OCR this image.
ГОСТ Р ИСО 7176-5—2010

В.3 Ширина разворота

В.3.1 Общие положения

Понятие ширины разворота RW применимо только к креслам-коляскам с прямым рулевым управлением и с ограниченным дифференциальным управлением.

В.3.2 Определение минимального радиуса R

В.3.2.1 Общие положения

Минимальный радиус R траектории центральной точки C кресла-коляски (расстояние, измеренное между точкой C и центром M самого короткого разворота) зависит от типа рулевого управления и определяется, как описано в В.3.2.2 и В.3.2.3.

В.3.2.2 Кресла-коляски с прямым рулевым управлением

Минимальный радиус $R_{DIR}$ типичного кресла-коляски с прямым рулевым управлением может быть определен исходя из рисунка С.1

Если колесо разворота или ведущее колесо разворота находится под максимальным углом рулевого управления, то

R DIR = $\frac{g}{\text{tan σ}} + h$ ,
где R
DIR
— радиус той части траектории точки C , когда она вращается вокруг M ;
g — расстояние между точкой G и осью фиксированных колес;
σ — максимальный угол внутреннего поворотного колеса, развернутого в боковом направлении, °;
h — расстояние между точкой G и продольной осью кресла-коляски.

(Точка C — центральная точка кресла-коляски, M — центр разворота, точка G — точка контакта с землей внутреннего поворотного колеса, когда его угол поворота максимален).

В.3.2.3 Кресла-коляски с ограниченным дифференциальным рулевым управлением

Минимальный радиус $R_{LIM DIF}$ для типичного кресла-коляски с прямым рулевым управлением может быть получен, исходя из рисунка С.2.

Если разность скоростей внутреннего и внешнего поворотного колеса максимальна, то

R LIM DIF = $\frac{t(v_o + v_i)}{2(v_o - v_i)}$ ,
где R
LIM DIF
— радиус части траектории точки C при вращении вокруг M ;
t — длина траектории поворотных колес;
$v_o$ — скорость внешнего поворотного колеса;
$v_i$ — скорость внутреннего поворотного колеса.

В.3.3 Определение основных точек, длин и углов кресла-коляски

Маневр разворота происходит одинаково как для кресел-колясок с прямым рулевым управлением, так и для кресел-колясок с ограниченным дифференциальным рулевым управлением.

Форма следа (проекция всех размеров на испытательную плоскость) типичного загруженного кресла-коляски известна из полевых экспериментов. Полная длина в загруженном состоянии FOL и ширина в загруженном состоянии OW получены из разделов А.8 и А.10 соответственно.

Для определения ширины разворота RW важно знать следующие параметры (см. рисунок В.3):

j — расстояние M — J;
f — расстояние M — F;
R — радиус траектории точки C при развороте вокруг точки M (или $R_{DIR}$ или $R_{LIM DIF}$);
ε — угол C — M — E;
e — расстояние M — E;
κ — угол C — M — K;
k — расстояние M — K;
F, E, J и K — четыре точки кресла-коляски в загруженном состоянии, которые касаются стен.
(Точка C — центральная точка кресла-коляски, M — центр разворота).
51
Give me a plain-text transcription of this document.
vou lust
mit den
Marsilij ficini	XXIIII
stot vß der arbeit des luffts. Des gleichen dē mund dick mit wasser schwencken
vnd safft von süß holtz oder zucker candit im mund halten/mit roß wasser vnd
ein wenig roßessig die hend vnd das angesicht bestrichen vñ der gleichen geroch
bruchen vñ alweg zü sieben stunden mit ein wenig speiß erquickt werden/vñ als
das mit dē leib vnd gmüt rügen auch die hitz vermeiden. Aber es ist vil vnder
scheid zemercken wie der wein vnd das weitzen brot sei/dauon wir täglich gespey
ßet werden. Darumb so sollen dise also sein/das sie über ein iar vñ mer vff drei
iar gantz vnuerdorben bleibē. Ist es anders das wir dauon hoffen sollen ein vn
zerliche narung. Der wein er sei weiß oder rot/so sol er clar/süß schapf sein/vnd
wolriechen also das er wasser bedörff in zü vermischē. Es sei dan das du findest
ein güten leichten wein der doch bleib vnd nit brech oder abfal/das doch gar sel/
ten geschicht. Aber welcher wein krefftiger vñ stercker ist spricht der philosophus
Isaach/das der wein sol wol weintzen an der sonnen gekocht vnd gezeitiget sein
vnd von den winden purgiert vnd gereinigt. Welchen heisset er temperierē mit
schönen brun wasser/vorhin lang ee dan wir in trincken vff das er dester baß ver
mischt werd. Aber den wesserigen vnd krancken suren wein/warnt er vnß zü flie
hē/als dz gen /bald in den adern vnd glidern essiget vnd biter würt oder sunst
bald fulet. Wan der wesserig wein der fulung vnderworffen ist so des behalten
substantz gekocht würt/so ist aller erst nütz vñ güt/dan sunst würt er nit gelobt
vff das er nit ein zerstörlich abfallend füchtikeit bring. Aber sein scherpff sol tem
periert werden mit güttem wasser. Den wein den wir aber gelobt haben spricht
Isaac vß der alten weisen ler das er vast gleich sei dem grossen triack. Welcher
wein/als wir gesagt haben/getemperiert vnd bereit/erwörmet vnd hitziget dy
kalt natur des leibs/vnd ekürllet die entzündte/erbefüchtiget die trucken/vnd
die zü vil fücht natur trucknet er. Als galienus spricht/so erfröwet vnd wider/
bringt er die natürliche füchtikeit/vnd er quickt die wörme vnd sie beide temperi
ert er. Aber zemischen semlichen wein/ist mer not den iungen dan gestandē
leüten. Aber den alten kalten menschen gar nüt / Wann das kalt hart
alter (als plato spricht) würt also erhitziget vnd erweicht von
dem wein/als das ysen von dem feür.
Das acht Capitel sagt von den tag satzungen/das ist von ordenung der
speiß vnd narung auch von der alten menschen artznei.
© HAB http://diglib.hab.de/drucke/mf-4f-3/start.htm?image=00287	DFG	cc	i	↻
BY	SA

###

Say how many lines in the entries contain the string "mund", and leave out everything else.

2